EXERCISE INSTRUCTIONS => Copy out all of the data exactly as it appears.

GIVEN DATA =>
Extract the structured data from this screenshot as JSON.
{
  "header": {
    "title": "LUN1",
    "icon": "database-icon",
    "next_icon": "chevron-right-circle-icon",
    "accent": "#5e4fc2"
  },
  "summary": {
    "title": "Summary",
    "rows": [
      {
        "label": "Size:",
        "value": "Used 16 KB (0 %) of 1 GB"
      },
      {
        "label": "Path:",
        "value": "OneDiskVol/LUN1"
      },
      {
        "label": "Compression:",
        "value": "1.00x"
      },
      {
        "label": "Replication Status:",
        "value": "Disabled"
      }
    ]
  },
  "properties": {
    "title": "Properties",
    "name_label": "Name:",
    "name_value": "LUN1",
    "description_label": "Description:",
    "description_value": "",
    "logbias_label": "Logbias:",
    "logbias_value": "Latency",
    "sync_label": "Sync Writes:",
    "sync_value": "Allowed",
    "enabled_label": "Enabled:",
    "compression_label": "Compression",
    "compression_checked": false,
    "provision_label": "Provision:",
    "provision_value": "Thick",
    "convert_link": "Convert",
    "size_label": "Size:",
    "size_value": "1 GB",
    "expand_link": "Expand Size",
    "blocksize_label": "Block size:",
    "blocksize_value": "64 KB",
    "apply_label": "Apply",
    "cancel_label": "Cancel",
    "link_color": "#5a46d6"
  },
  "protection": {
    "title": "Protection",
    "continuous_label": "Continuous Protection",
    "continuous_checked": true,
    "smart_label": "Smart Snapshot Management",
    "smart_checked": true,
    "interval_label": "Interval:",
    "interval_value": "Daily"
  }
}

ANSWER TO THIS PROBLEM =>
Extract the structured data from this screenshot as JSON.
{
  "header": {
    "title": "LUN1",
    "icon": "database-icon",
    "next_icon": "chevron-right-circle-icon",
    "accent": "#5e4fc2"
  },
  "summary": {
    "title": "Summary",
    "rows": [
      {
        "label": "Size:",
        "value": "Used 16 KB (0 %) of 1 GB"
      },
      {
        "label": "Path:",
        "value": "OneDiskVol/LUN1"
      },
      {
        "label": "Compression:",
        "value": "1.00x"
      },
      {
        "label": "Replication Status:",
        "value": "Disabled"
      }
    ]
  },
  "properties": {
    "title": "Properties",
    "name_label": "Name:",
    "name_value": "LUN1",
    "description_label": "Description:",
    "description_value": "",
    "logbias_label": "Logbias:",
    "logbias_value": "Latency",
    "sync_label": "Sync Writes:",
    "sync_value": "Allowed",
    "enabled_label": "Enabled:",
    "compression_label": "Compression",
    "compression_checked": false,
    "provision_label": "Provision:",
    "provision_value": "Thick",
    "convert_link": "Convert",
    "size_label": "Size:",
    "size_value": "1 GB",
    "expand_link": "Expand Size",
    "blocksize_label": "Block size:",
    "blocksize_value": "64 KB",
    "apply_label": "Apply",
    "cancel_label": "Cancel",
    "link_color": "#5a46d6"
  },
  "protection": {
    "title": "Protection",
    "continuous_label": "Continuous Protection",
    "continuous_checked": true,
    "smart_label": "Smart Snapshot Management",
    "smart_checked": true,
    "interval_label": "Interval:",
    "interval_value": "Daily"
  }
}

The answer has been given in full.